Look through the data below. Pick out the lines holding the string "JSON".
── DATA SHOWN ──
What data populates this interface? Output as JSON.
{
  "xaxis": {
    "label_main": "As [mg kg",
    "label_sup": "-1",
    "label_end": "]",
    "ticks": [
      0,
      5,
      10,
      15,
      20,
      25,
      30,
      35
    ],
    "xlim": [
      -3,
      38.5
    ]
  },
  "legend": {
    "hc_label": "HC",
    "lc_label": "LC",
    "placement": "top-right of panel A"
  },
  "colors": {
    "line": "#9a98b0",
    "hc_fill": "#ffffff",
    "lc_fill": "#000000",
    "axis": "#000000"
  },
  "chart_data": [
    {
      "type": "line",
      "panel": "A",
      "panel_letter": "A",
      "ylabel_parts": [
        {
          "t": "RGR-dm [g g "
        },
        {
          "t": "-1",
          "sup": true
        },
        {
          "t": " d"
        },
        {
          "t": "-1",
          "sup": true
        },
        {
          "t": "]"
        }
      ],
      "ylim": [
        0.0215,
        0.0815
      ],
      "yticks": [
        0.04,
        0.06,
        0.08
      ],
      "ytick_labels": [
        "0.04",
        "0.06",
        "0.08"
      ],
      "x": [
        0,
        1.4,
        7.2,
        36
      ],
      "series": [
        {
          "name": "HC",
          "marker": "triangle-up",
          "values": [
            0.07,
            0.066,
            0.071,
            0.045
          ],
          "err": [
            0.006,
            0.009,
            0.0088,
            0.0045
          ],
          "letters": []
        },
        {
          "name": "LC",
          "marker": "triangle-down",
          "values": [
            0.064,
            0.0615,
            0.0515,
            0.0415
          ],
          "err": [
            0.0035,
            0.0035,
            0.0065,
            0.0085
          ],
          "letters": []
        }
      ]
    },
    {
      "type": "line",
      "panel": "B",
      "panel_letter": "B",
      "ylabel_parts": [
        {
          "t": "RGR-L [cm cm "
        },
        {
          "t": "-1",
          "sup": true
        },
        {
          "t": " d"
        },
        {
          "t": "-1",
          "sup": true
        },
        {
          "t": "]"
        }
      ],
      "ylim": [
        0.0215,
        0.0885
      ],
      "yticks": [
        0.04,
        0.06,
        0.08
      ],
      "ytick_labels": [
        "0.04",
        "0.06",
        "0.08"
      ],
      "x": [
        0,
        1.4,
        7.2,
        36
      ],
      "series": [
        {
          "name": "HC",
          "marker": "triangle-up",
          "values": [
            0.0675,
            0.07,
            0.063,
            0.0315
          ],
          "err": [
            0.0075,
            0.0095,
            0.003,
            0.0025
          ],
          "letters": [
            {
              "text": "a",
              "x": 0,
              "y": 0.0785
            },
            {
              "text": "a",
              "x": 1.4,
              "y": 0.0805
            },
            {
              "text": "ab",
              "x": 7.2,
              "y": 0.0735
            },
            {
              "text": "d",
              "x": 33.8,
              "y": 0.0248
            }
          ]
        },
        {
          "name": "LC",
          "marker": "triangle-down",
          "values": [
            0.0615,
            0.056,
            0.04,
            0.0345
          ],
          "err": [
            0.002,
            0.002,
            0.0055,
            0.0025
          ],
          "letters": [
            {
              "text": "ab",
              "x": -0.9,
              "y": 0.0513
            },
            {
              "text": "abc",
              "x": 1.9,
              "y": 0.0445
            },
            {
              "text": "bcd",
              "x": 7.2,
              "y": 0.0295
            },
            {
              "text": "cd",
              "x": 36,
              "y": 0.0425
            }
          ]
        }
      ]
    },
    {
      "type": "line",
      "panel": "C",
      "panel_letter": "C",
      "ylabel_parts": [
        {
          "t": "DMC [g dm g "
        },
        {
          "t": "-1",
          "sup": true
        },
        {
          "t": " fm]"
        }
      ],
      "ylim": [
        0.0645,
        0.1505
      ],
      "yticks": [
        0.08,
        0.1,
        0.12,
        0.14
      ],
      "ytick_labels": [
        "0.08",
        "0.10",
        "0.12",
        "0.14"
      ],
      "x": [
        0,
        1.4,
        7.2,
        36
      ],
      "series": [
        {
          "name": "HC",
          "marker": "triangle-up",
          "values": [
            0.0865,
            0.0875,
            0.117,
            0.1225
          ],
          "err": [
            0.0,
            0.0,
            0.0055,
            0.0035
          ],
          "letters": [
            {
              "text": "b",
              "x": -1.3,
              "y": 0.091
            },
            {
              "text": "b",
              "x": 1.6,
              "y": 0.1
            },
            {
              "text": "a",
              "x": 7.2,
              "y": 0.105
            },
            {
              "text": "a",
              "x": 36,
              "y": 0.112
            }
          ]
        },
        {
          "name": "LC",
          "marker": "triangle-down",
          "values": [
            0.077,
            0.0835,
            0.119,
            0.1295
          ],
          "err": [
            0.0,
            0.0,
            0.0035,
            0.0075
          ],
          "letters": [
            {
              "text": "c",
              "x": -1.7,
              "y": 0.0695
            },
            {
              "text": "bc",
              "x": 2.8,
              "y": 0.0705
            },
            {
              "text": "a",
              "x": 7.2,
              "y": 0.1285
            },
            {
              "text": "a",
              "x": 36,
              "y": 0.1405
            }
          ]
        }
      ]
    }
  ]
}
───
── DATA SHOWN ──
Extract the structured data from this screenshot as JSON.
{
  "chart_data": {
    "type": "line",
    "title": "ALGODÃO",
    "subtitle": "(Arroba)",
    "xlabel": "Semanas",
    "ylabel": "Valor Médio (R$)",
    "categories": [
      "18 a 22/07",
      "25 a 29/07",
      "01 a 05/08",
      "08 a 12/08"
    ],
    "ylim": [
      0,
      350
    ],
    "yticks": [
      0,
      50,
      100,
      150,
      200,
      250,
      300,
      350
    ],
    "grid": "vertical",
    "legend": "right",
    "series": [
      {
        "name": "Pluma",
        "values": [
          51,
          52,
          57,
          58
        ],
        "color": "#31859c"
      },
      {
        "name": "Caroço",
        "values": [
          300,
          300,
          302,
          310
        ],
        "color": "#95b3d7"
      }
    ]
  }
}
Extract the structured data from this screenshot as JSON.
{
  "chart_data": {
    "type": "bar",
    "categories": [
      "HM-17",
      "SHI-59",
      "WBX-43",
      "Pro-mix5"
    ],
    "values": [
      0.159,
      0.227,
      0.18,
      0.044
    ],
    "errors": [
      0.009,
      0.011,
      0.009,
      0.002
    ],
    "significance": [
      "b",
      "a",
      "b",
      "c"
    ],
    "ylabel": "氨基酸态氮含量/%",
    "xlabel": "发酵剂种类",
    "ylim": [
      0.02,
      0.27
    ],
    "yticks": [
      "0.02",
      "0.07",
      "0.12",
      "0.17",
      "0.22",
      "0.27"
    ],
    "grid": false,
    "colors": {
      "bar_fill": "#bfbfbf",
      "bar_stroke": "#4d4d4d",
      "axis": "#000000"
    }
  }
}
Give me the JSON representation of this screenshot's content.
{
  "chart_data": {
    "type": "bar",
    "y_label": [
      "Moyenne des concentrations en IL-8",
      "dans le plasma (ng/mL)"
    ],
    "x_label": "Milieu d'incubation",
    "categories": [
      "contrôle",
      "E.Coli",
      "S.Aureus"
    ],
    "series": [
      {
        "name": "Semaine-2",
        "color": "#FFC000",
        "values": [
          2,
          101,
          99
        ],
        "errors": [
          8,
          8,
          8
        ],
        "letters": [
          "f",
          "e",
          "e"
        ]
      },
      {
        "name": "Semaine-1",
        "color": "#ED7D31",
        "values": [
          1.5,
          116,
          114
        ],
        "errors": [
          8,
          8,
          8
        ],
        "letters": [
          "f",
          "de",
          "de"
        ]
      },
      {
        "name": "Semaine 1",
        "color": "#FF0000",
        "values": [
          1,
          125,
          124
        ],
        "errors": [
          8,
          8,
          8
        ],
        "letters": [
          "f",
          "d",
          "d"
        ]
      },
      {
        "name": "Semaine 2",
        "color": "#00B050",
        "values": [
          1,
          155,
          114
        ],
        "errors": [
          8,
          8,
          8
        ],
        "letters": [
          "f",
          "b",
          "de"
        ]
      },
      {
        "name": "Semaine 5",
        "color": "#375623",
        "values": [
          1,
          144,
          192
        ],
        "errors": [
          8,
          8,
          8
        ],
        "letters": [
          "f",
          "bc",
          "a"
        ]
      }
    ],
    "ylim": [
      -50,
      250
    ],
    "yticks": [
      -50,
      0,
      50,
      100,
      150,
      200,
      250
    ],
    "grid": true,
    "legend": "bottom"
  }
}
───
▶ CORRECT ANSWER
What data populates this interface? Output as JSON.
Extract the structured data from this screenshot as JSON.
Extract the structured data from this screenshot as JSON.
Give me the JSON representation of this screenshot's content.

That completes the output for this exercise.